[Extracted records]
━━━━━━━━━━━━━━━━━━━━

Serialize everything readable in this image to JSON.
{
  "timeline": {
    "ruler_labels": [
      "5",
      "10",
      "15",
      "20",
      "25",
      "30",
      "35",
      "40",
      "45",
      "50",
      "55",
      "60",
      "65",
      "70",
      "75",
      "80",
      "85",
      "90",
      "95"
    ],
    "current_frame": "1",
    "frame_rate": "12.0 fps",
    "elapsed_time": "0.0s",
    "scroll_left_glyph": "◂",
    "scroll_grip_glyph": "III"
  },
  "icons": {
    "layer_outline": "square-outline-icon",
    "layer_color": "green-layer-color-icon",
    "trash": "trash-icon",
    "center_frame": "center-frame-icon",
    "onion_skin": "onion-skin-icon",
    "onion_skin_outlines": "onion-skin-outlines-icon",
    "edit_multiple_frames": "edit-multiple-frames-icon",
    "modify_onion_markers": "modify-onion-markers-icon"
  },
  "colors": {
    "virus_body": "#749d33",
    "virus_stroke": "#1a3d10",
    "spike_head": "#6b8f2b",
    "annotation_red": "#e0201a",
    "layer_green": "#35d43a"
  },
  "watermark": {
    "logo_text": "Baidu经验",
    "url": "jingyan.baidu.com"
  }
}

━━━━━━━━━━━━━━━━━━━━

## ACTIVITY
Retrieve all lines from the data that contain the string "skin".

## TASK OUTPUT
    "onion_skin": "onion-skin-icon",
    "onion_skin_outlines": "onion-skin-outlines-icon",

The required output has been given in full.